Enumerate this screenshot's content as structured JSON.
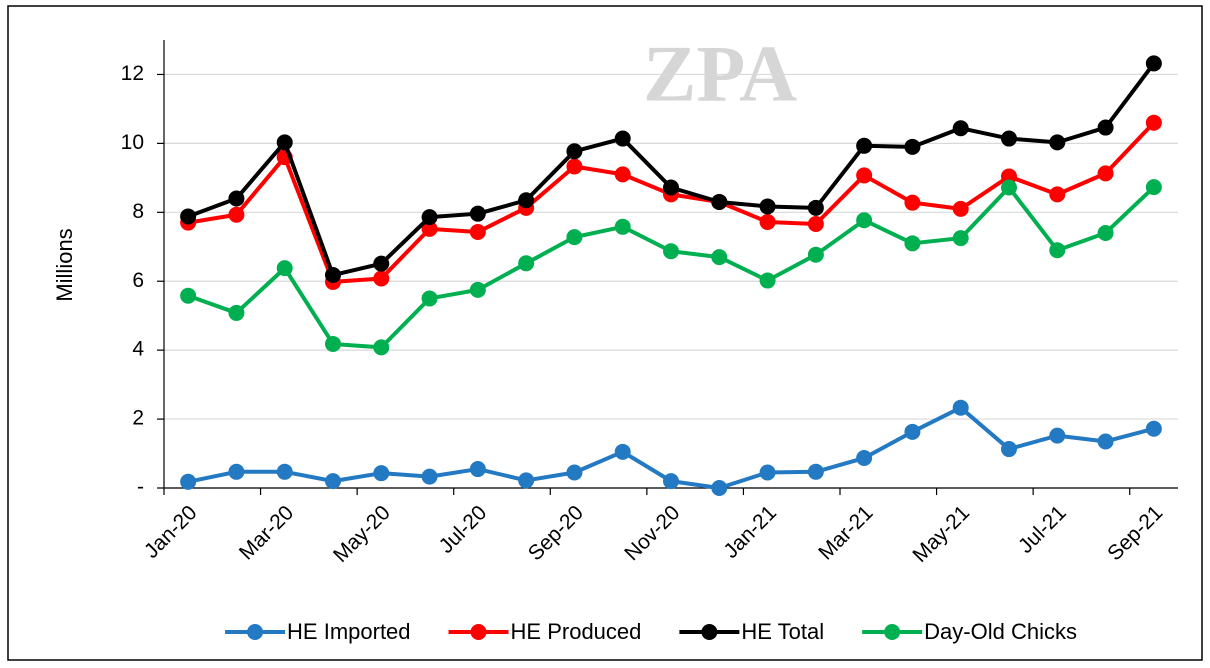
{
  "chart_data": {
    "type": "line",
    "watermark": "ZPA",
    "y_label": "Millions",
    "categories": [
      "Jan-20",
      null,
      "Mar-20",
      null,
      "May-20",
      null,
      "Jul-20",
      null,
      "Sep-20",
      null,
      "Nov-20",
      null,
      "Jan-21",
      null,
      "Mar-21",
      null,
      "May-21",
      null,
      "Jul-21",
      null,
      "Sep-21"
    ],
    "series": [
      {
        "name": "HE Imported",
        "color": "#2479c3",
        "values": [
          0.18,
          0.47,
          0.47,
          0.2,
          0.43,
          0.33,
          0.55,
          0.22,
          0.45,
          1.05,
          0.2,
          0.0,
          0.45,
          0.47,
          0.87,
          1.63,
          2.33,
          1.13,
          1.52,
          1.35,
          1.72
        ]
      },
      {
        "name": "HE Produced",
        "color": "#ff0000",
        "values": [
          7.7,
          7.93,
          9.6,
          5.98,
          6.08,
          7.52,
          7.43,
          8.13,
          9.33,
          9.1,
          8.52,
          8.3,
          7.72,
          7.66,
          9.07,
          8.28,
          8.1,
          9.04,
          8.52,
          9.13,
          10.6
        ]
      },
      {
        "name": "HE Total",
        "color": "#000000",
        "values": [
          7.88,
          8.4,
          10.03,
          6.18,
          6.51,
          7.86,
          7.96,
          8.35,
          9.77,
          10.14,
          8.72,
          8.3,
          8.17,
          8.13,
          9.93,
          9.9,
          10.44,
          10.14,
          10.03,
          10.46,
          12.32
        ]
      },
      {
        "name": "Day-Old Chicks",
        "color": "#00b050",
        "values": [
          5.58,
          5.08,
          6.38,
          4.18,
          4.08,
          5.5,
          5.75,
          6.52,
          7.28,
          7.58,
          6.87,
          6.7,
          6.02,
          6.77,
          7.77,
          7.1,
          7.25,
          8.72,
          6.9,
          7.4,
          8.73
        ]
      }
    ],
    "ylim": [
      0,
      13
    ],
    "yticks": [
      {
        "value": 0,
        "label": "-"
      },
      2,
      4,
      6,
      8,
      10,
      12
    ],
    "grid": true,
    "legend": "bottom"
  }
}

**What to produce**: Pull out every line of the records above that contains the word "name".

**Task output**:
        "name": "HE Imported",
        "name": "HE Produced",
        "name": "HE Total",
        "name": "Day-Old Chicks",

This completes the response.